#### [Task instructions]
Count the lines below that contain the word "from", and reply with only that number.

#### [Data for the task]
###

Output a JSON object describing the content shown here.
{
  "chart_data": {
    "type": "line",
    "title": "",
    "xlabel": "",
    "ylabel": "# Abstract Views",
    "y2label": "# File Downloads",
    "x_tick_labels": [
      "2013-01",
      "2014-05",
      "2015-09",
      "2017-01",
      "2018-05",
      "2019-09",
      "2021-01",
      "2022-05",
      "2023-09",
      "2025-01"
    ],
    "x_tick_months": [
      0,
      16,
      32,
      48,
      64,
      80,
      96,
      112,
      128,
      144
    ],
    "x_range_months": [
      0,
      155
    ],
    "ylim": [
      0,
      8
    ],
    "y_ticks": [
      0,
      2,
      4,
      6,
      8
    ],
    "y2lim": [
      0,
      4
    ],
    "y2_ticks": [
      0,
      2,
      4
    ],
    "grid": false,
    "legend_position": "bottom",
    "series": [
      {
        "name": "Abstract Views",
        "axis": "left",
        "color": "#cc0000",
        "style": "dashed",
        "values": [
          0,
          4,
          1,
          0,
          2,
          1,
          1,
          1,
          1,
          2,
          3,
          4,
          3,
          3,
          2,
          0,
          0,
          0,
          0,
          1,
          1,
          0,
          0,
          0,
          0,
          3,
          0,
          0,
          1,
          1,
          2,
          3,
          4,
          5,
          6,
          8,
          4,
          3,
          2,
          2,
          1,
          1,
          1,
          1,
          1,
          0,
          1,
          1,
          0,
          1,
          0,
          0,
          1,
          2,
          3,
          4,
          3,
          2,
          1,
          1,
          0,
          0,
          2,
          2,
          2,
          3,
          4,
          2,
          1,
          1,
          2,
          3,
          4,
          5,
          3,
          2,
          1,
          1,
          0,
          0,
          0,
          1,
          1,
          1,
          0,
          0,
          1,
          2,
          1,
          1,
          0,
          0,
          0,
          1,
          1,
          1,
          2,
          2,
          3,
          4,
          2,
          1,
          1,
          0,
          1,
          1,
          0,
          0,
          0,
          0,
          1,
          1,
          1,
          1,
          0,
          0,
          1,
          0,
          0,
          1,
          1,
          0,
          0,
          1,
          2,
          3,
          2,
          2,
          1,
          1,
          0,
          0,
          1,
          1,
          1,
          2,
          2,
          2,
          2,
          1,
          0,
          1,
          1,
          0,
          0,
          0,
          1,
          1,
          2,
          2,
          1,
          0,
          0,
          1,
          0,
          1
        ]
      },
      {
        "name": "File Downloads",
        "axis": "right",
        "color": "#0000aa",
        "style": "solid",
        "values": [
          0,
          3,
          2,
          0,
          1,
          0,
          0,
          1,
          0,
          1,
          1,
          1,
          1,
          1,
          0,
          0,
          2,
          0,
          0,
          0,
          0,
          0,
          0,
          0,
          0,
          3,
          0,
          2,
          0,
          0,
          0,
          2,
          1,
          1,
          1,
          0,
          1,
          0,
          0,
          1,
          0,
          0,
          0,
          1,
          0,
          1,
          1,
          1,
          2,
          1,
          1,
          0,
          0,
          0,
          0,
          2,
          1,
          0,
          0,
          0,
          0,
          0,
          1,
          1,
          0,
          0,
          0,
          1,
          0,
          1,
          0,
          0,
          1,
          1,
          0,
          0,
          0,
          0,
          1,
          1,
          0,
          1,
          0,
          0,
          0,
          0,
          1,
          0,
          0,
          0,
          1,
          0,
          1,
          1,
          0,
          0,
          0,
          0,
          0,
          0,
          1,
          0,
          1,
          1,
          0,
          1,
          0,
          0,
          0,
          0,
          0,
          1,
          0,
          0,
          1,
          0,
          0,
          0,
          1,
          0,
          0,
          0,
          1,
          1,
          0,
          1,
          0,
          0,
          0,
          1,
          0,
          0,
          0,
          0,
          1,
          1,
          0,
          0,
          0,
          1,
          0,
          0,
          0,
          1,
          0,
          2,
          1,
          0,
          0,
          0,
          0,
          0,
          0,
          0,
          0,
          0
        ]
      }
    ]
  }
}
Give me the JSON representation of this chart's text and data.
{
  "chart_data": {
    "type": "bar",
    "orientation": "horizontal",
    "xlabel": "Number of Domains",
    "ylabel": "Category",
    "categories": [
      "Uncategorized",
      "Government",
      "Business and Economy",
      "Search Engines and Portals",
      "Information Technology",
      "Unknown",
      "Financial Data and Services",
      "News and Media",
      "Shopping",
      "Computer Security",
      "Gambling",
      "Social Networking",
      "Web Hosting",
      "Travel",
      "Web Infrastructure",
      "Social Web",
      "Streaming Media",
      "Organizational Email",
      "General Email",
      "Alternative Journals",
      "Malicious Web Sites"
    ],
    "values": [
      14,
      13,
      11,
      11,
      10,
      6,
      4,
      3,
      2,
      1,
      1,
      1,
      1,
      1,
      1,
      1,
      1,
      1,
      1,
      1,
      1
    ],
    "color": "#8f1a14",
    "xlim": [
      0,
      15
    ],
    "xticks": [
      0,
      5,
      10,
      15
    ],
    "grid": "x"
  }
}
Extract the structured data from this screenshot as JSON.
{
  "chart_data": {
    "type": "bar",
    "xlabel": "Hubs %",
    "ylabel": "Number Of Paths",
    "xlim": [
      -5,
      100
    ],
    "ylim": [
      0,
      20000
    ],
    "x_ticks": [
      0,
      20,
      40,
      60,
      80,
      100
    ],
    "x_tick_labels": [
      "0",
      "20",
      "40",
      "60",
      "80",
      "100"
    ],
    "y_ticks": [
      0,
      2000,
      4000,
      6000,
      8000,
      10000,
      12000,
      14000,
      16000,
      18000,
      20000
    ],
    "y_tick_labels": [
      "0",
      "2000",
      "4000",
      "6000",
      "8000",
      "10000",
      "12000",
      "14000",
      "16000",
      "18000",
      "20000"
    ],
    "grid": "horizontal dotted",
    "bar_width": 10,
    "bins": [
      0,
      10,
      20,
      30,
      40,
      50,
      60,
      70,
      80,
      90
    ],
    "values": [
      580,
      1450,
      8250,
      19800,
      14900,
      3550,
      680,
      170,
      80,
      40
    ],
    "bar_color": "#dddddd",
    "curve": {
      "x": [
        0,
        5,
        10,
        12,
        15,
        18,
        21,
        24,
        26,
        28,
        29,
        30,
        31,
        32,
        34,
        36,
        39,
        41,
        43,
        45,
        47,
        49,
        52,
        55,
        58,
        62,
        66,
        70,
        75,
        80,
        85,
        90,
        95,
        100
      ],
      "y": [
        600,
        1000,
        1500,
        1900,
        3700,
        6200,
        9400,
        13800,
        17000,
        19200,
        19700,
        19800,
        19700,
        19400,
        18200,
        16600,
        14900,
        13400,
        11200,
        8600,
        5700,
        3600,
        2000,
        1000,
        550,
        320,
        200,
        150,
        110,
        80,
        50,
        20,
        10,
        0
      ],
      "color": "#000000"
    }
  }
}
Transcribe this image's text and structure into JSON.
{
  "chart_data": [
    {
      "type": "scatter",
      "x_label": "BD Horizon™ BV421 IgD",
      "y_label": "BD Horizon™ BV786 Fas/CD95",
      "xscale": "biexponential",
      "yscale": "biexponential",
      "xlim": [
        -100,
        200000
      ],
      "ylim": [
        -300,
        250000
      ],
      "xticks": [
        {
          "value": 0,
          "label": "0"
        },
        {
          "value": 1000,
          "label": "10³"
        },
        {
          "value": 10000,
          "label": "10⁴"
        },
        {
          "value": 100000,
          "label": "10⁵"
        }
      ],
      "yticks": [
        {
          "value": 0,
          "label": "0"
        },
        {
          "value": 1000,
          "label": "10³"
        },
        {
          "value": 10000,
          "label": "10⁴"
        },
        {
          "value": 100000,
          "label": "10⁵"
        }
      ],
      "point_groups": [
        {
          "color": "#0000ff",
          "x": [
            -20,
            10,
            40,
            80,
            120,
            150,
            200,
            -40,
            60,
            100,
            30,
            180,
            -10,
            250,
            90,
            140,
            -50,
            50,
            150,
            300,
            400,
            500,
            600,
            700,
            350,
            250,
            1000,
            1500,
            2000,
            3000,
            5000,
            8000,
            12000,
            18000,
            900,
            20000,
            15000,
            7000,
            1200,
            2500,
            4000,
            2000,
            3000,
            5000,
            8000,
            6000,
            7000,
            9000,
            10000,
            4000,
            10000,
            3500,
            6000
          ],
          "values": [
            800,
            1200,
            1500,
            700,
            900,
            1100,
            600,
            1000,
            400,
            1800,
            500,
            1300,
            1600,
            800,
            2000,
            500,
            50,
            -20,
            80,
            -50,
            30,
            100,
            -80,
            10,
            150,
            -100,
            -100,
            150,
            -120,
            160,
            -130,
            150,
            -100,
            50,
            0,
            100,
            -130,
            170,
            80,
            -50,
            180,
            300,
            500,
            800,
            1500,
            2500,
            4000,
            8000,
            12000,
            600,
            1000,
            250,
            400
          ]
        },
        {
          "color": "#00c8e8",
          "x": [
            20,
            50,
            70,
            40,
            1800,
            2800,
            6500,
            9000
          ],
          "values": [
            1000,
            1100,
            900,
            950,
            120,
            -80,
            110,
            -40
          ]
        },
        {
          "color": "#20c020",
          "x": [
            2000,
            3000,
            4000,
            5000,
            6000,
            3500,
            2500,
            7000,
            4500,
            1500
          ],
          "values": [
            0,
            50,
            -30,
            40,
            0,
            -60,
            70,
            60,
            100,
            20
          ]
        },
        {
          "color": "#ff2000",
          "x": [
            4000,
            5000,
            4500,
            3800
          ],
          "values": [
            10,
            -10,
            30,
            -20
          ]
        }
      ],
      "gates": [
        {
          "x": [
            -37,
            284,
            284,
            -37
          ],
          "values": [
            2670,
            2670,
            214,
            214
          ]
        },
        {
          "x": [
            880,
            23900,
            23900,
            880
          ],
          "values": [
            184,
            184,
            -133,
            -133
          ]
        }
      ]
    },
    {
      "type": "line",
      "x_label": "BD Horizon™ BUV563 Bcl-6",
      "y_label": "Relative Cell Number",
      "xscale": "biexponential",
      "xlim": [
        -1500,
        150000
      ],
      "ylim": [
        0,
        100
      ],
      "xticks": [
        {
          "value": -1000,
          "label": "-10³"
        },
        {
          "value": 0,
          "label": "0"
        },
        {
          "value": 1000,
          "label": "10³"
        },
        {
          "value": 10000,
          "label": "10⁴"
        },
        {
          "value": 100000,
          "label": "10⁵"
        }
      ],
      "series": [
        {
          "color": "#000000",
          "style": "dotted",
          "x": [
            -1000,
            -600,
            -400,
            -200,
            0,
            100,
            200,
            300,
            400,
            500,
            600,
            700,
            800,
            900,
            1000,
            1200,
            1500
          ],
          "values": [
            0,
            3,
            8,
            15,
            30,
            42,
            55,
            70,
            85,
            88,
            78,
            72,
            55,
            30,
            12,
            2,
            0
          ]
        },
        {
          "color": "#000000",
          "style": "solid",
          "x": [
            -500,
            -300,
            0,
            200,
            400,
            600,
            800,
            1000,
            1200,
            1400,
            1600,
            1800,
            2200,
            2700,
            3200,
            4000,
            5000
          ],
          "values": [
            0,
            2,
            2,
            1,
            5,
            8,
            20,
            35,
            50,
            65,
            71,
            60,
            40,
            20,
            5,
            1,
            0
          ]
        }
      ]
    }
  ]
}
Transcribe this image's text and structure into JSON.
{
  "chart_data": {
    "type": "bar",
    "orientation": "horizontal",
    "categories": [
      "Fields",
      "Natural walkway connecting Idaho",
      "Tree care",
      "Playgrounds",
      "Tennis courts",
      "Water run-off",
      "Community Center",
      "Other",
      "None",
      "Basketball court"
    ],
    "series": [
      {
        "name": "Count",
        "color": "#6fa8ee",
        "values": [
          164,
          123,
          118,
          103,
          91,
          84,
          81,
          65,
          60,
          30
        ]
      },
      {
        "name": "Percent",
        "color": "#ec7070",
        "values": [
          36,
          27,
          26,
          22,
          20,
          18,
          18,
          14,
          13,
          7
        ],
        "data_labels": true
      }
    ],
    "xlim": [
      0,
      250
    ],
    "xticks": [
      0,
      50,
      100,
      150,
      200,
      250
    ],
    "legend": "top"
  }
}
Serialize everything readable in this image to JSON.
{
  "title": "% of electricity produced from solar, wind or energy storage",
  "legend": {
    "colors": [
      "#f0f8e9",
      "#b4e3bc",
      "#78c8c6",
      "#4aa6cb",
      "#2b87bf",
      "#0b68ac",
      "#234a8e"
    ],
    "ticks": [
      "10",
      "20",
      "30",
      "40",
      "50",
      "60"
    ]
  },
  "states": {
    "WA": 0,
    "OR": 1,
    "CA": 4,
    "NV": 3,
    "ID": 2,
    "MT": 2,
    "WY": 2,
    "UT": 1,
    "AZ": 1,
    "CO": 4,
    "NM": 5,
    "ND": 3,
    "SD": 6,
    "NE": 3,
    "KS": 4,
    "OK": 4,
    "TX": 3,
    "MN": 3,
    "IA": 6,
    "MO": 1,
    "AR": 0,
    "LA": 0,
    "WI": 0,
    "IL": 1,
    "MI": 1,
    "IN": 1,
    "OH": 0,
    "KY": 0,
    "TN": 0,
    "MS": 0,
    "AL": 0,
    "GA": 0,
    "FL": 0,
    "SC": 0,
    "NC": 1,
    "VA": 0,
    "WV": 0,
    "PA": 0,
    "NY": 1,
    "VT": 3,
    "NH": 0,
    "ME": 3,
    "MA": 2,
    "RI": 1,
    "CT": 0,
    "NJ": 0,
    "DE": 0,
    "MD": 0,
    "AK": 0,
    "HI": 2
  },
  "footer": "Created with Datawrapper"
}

###

#### [Written answer]
2